▸ **DATA LINES**
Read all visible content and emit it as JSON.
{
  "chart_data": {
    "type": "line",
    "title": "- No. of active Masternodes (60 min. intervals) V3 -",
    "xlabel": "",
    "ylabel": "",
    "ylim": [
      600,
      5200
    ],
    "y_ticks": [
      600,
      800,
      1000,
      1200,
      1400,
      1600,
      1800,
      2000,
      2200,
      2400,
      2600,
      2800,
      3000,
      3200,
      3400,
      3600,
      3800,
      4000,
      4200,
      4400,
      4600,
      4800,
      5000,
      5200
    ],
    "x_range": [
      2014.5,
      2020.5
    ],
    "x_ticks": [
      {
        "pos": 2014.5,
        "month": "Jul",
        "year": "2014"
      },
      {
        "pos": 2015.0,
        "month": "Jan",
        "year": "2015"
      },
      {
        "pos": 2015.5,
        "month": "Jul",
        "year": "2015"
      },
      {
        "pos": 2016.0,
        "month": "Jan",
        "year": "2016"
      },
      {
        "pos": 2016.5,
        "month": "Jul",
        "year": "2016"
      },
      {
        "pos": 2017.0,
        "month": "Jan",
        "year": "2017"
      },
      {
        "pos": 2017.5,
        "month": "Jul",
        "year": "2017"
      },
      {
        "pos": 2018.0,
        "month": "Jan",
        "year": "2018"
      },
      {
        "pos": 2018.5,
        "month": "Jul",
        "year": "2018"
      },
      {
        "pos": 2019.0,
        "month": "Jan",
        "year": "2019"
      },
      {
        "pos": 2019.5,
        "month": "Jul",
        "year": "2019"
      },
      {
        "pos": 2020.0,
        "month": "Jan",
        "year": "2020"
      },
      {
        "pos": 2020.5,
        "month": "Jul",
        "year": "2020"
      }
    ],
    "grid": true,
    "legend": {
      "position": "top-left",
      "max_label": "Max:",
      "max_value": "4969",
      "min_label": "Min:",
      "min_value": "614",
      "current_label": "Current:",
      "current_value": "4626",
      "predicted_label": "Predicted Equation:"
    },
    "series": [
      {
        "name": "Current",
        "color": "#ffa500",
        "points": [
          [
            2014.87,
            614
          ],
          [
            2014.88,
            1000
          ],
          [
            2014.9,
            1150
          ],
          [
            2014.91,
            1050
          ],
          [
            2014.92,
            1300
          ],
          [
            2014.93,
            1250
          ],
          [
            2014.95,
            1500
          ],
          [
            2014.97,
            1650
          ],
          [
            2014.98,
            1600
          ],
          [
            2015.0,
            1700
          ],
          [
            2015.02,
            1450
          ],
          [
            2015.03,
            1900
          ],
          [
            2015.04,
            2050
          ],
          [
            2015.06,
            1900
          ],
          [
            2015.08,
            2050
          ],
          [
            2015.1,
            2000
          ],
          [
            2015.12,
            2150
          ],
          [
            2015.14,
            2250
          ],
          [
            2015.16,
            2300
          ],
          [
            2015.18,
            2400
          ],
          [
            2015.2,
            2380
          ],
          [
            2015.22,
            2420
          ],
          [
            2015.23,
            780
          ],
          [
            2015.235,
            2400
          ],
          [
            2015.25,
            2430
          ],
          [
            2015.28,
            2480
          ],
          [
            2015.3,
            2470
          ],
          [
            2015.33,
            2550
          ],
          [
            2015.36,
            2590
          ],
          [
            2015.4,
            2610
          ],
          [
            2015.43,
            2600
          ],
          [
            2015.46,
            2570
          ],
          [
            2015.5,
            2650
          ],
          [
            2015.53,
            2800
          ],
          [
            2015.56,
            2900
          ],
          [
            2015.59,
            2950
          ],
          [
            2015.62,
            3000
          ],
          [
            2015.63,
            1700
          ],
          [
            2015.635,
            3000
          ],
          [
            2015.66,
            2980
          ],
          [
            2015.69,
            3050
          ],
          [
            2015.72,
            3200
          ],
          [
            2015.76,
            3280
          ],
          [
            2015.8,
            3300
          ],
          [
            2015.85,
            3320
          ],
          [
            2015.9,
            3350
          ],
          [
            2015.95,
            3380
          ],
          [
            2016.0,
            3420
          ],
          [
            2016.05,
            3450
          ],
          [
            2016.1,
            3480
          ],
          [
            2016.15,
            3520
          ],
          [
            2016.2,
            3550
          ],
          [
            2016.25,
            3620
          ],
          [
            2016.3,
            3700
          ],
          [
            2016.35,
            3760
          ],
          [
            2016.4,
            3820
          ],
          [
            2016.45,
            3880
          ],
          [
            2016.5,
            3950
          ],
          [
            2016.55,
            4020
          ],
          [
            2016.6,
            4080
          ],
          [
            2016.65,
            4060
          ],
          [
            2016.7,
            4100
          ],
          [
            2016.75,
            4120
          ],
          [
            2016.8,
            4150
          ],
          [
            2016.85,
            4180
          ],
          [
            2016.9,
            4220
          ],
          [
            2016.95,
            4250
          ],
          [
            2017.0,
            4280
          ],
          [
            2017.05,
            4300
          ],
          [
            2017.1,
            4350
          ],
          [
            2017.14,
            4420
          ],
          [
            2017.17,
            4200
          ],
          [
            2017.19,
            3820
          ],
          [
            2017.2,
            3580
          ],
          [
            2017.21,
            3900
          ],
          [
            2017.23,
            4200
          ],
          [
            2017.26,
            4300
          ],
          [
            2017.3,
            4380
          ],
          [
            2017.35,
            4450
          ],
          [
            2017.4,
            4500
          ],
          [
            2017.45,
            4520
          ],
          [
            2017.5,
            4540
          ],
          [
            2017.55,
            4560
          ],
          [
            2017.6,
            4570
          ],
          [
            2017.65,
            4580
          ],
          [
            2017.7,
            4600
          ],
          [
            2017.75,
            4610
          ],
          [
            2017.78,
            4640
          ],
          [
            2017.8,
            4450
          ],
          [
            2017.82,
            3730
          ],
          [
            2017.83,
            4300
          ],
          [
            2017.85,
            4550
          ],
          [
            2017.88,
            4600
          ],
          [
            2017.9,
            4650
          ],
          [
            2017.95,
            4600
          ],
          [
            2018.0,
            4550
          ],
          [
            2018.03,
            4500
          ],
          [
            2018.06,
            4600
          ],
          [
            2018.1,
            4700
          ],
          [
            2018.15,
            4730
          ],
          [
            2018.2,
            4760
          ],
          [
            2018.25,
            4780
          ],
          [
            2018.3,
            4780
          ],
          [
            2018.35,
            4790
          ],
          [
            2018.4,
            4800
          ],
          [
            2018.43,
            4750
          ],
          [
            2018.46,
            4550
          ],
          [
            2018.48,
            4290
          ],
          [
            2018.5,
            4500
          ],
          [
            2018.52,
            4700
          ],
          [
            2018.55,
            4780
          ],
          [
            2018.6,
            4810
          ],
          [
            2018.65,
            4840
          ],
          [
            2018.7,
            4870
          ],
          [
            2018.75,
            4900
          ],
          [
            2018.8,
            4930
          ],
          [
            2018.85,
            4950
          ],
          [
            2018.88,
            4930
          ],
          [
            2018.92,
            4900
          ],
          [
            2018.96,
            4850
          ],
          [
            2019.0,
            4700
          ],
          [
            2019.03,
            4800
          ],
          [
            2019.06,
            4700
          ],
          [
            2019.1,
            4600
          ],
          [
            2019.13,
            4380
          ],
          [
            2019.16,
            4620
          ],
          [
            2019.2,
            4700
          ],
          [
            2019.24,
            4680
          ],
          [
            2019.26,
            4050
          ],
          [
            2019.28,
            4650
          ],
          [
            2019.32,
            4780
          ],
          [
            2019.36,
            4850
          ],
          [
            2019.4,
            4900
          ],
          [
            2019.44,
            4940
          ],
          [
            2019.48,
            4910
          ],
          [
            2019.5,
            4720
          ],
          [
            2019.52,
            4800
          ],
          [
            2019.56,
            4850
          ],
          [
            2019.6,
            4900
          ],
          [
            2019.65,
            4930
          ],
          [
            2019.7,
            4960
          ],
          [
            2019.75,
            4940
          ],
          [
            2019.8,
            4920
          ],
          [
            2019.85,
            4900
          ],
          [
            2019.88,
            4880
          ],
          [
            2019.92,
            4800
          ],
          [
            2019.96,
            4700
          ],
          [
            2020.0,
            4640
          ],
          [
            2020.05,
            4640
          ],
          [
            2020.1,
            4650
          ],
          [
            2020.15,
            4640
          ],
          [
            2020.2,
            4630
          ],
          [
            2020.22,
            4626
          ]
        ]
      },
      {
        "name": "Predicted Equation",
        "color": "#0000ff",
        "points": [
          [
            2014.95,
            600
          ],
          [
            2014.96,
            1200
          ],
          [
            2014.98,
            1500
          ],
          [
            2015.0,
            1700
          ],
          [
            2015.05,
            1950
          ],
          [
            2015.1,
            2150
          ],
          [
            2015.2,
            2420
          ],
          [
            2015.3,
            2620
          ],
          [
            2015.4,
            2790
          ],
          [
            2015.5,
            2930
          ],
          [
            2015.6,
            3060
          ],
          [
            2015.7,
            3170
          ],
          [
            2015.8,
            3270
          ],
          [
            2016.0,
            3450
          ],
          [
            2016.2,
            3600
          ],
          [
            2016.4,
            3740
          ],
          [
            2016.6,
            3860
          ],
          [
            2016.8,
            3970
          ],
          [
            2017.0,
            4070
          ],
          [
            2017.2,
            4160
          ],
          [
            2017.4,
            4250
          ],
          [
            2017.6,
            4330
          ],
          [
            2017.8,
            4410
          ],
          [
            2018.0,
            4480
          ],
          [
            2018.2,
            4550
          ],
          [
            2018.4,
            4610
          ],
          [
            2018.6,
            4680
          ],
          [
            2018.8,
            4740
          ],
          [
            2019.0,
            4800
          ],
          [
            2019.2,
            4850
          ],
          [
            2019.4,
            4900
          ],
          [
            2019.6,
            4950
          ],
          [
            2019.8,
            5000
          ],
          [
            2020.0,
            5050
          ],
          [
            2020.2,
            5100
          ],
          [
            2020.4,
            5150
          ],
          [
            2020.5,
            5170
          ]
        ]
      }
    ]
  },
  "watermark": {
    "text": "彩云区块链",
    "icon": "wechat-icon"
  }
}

▸ **WHAT IS REQUIRED**
Only lines with the word "name" should be collected from the material.

▸ **OUTPUT OF THE TASK**
        "name": "Current",
        "name": "Predicted Equation",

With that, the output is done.